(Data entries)
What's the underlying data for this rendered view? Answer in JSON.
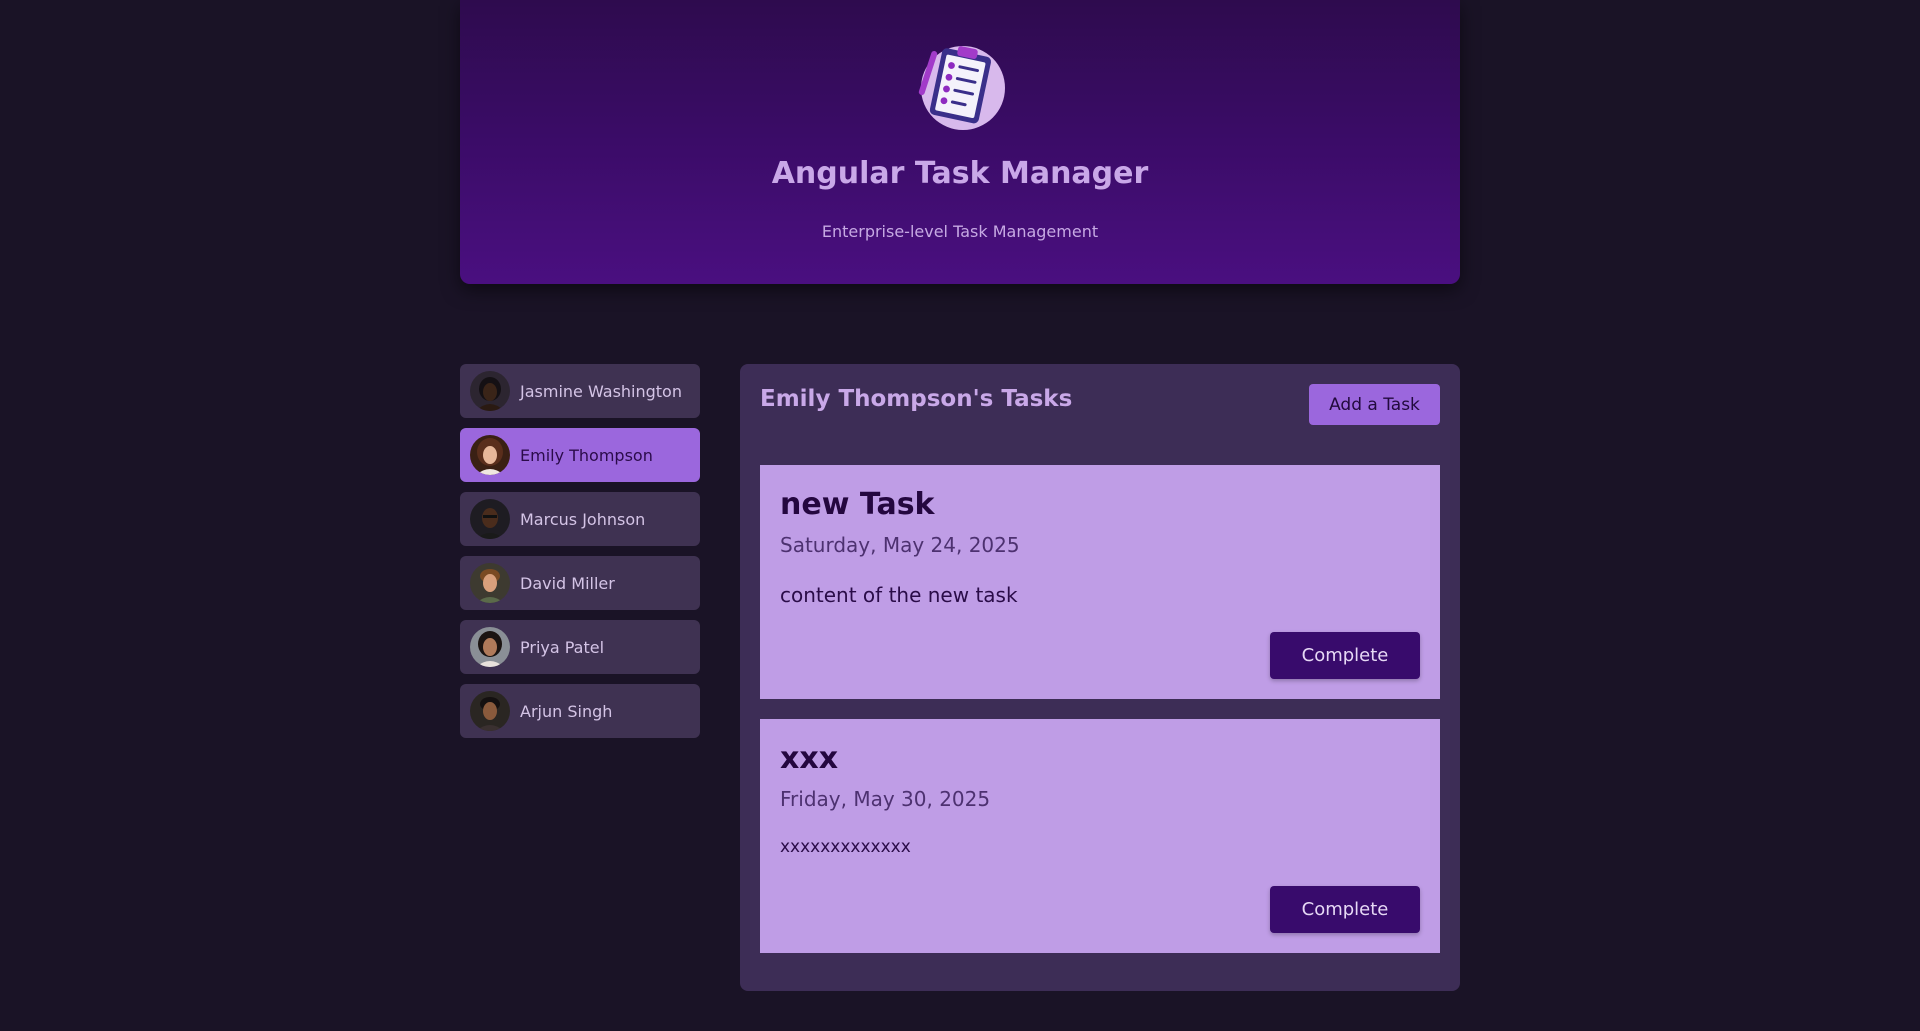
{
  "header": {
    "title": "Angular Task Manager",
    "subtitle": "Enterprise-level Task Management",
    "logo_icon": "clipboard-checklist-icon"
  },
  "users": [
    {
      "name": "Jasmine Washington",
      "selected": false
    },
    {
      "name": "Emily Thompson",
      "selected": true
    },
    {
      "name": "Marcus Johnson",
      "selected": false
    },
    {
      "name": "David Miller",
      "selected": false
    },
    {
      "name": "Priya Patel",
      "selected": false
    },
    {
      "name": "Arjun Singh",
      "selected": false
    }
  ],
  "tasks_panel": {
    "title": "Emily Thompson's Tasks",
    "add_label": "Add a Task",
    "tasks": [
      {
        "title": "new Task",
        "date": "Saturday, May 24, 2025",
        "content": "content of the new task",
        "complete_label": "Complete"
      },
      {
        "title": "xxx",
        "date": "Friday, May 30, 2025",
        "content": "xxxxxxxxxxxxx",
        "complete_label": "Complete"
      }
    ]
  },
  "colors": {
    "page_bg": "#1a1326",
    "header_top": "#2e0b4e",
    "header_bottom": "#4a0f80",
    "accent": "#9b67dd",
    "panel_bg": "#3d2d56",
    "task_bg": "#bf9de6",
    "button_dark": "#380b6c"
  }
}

→ WHAT IS ASKED
Write the full listing out again with every line unchanged, but include no pictures.

→ RESPONSE
What's the underlying data for this rendered view? Answer in JSON.
{
  "header": {
    "title": "Angular Task Manager",
    "subtitle": "Enterprise-level Task Management",
    "logo_icon": "clipboard-checklist-icon"
  },
  "users": [
    {
      "name": "Jasmine Washington",
      "selected": false
    },
    {
      "name": "Emily Thompson",
      "selected": true
    },
    {
      "name": "Marcus Johnson",
      "selected": false
    },
    {
      "name": "David Miller",
      "selected": false
    },
    {
      "name": "Priya Patel",
      "selected": false
    },
    {
      "name": "Arjun Singh",
      "selected": false
    }
  ],
  "tasks_panel": {
    "title": "Emily Thompson's Tasks",
    "add_label": "Add a Task",
    "tasks": [
      {
        "title": "new Task",
        "date": "Saturday, May 24, 2025",
        "content": "content of the new task",
        "complete_label": "Complete"
      },
      {
        "title": "xxx",
        "date": "Friday, May 30, 2025",
        "content": "xxxxxxxxxxxxx",
        "complete_label": "Complete"
      }
    ]
  },
  "colors": {
    "page_bg": "#1a1326",
    "header_top": "#2e0b4e",
    "header_bottom": "#4a0f80",
    "accent": "#9b67dd",
    "panel_bg": "#3d2d56",
    "task_bg": "#bf9de6",
    "button_dark": "#380b6c"
  }
}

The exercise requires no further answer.